(Stored dataset items)
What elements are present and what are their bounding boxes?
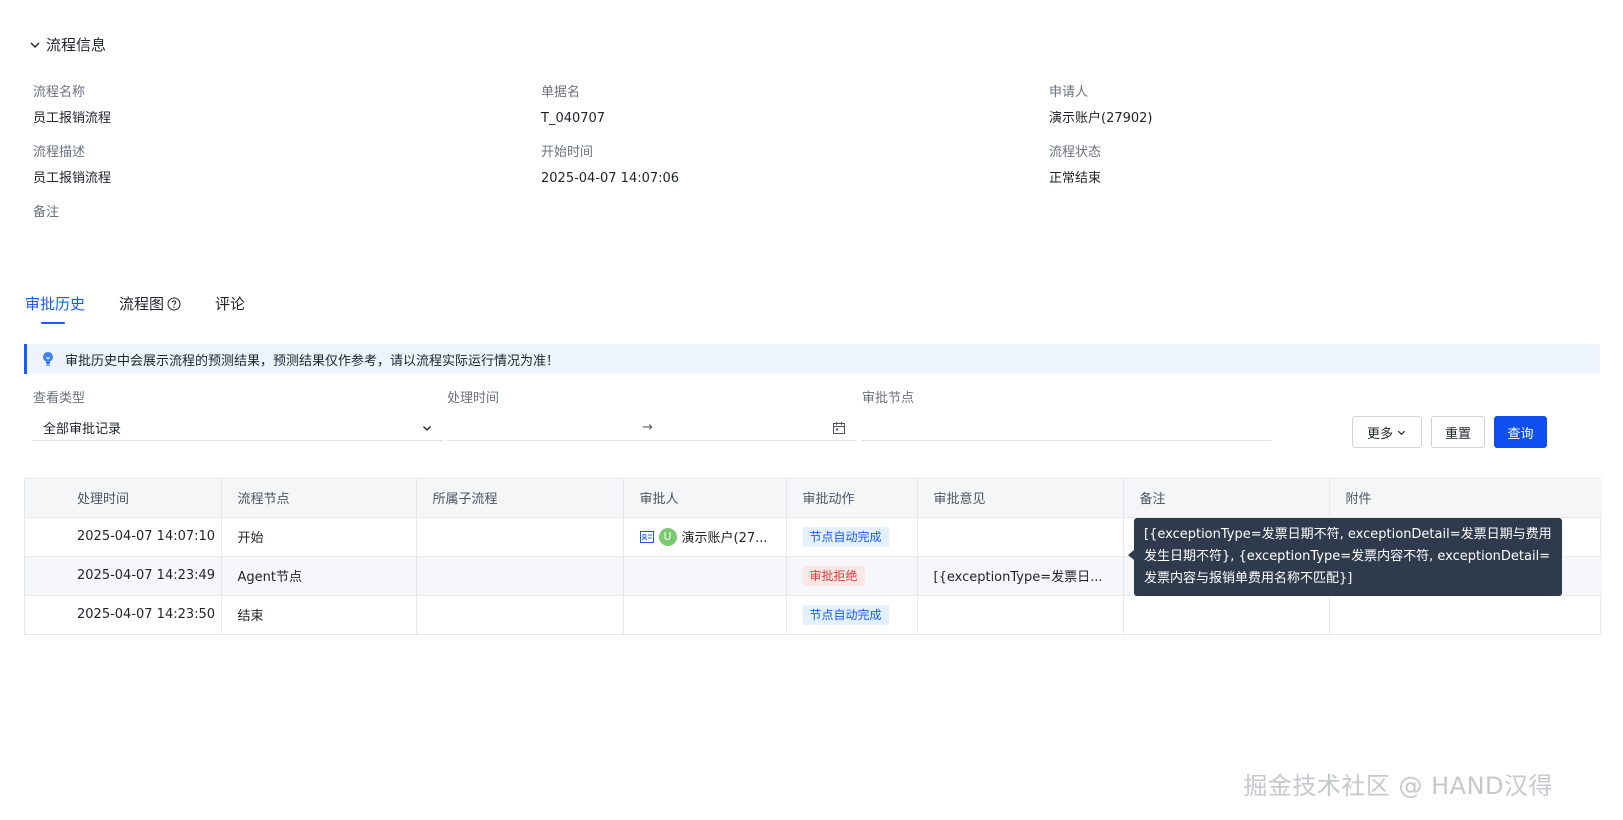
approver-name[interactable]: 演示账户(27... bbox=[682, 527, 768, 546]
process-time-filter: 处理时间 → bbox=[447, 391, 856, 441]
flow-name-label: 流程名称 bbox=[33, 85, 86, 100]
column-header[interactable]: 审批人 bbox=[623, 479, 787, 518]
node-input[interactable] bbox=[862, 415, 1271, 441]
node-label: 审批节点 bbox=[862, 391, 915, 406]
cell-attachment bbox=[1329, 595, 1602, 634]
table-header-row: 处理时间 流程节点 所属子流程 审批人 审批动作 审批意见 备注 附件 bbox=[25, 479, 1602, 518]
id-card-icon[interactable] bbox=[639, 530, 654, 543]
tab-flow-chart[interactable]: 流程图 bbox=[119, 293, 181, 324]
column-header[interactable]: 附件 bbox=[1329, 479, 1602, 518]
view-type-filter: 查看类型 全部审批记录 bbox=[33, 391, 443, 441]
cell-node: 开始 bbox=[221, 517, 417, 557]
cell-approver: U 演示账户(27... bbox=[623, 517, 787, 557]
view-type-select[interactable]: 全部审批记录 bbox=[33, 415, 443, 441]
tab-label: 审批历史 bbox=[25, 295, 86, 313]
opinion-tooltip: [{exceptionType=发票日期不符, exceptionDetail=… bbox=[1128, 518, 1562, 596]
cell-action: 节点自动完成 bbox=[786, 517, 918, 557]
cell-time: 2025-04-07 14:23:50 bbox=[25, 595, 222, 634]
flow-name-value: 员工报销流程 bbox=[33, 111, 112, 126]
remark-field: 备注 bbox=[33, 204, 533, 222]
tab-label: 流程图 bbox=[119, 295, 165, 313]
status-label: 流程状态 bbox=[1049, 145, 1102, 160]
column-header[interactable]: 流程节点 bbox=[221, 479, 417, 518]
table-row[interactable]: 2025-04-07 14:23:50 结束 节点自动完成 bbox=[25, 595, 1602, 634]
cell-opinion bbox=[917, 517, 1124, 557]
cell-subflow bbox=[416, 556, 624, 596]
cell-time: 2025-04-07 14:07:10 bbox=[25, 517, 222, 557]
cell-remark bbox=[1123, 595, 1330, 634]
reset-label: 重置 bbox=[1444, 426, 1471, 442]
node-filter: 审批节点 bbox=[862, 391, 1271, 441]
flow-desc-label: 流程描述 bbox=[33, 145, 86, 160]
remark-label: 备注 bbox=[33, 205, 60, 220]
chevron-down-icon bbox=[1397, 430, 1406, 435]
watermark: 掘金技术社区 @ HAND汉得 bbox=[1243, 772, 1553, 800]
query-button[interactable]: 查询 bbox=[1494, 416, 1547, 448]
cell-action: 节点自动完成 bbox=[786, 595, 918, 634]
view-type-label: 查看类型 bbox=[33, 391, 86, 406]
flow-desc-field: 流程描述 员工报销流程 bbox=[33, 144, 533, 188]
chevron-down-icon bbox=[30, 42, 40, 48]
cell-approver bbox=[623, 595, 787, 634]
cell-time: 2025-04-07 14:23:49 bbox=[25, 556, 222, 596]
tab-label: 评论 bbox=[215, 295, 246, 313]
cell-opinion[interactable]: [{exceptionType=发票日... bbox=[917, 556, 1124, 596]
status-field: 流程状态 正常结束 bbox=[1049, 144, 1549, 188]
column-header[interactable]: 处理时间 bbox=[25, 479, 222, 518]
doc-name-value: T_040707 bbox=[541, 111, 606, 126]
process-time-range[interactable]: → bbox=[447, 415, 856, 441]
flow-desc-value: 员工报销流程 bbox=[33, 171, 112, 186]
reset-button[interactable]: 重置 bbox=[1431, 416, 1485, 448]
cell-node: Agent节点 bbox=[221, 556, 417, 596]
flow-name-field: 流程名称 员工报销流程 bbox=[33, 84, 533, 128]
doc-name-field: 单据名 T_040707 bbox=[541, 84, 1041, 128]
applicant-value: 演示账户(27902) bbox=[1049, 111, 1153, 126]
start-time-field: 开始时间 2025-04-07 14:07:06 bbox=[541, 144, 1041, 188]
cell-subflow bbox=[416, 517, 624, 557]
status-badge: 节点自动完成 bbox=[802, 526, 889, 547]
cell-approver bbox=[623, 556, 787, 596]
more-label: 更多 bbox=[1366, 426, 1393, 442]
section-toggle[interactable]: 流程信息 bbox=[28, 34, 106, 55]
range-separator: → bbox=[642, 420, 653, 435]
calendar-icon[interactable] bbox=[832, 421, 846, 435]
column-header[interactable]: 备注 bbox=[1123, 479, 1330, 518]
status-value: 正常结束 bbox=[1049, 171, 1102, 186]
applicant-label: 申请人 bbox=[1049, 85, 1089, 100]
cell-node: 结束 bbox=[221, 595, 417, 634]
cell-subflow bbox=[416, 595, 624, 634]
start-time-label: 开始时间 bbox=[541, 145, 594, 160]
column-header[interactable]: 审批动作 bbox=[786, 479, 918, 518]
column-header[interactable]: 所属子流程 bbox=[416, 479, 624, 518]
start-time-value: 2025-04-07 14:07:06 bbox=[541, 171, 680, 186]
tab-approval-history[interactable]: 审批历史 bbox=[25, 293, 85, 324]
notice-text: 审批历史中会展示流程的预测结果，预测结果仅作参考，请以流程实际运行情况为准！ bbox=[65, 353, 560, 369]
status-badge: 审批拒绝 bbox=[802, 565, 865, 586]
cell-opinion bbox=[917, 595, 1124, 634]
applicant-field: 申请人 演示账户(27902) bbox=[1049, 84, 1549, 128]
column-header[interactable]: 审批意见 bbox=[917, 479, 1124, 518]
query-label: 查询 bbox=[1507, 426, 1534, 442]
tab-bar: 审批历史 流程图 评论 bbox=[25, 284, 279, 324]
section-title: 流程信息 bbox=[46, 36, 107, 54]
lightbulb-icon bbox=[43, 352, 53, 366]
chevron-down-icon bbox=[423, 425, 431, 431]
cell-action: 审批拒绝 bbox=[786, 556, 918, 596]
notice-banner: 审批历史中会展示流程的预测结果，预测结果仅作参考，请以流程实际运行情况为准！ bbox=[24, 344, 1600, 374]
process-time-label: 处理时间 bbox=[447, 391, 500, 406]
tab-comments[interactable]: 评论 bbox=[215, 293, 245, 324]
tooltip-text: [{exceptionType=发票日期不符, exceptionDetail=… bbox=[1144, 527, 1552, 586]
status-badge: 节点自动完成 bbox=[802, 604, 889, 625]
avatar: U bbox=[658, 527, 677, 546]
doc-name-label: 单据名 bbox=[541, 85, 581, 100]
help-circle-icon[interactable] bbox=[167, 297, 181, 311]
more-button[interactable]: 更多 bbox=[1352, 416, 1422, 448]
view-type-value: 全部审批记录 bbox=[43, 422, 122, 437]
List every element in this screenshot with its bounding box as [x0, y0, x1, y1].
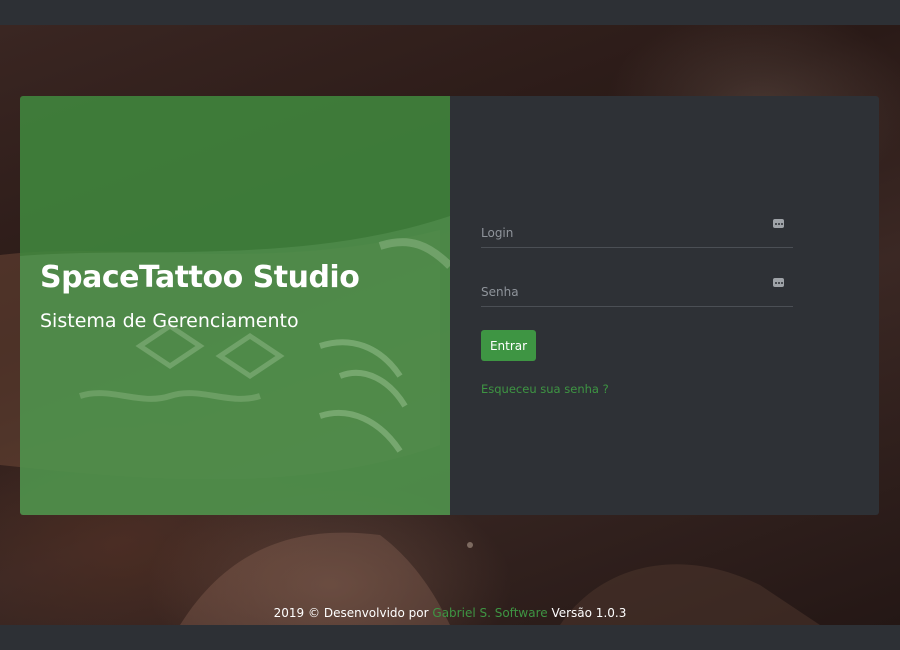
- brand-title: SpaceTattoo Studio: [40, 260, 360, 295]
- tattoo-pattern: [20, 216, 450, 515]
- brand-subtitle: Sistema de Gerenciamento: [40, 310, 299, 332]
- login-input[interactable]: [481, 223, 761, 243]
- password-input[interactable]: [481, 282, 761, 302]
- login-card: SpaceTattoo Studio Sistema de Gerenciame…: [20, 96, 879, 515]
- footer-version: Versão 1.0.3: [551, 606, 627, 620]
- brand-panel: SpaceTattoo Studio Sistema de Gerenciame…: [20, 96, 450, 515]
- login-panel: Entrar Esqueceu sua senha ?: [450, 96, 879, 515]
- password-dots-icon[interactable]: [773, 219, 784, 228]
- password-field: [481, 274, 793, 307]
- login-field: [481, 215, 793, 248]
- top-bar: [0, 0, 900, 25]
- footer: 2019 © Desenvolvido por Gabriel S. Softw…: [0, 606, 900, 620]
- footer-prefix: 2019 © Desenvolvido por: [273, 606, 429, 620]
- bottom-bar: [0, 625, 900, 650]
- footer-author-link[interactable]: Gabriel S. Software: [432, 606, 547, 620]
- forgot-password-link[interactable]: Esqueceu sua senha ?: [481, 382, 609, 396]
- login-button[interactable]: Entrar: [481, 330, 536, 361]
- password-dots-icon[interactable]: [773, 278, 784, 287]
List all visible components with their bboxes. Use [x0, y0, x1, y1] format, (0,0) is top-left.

Given problem = Please update the stretch from the line containing "- brand-title: SpaceTattoo" through the end of the items, replacing "login-button" with "submit-button" and leaving everything else unchanged.

Task result =
- brand-title: SpaceTattoo Studio: [40, 260, 360, 295]
- tattoo-pattern: [20, 216, 450, 515]
- brand-subtitle: Sistema de Gerenciamento: [40, 310, 299, 332]
- login-input[interactable]: [481, 223, 761, 243]
- password-input[interactable]: [481, 282, 761, 302]
- login-card: SpaceTattoo Studio Sistema de Gerenciame…: [20, 96, 879, 515]
- footer-version: Versão 1.0.3: [551, 606, 627, 620]
- brand-panel: SpaceTattoo Studio Sistema de Gerenciame…: [20, 96, 450, 515]
- login-panel: Entrar Esqueceu sua senha ?: [450, 96, 879, 515]
- password-dots-icon[interactable]: [773, 219, 784, 228]
- password-field: [481, 274, 793, 307]
- login-field: [481, 215, 793, 248]
- top-bar: [0, 0, 900, 25]
- footer: 2019 © Desenvolvido por Gabriel S. Softw…: [0, 606, 900, 620]
- footer-prefix: 2019 © Desenvolvido por: [273, 606, 429, 620]
- bottom-bar: [0, 625, 900, 650]
- footer-author-link[interactable]: Gabriel S. Software: [432, 606, 547, 620]
- forgot-password-link[interactable]: Esqueceu sua senha ?: [481, 382, 609, 396]
- submit-button[interactable]: Entrar: [481, 330, 536, 361]
- password-dots-icon[interactable]: [773, 278, 784, 287]
List all visible components with their bboxes. Use [x0, y0, x1, y1] format, (0,0) is top-left.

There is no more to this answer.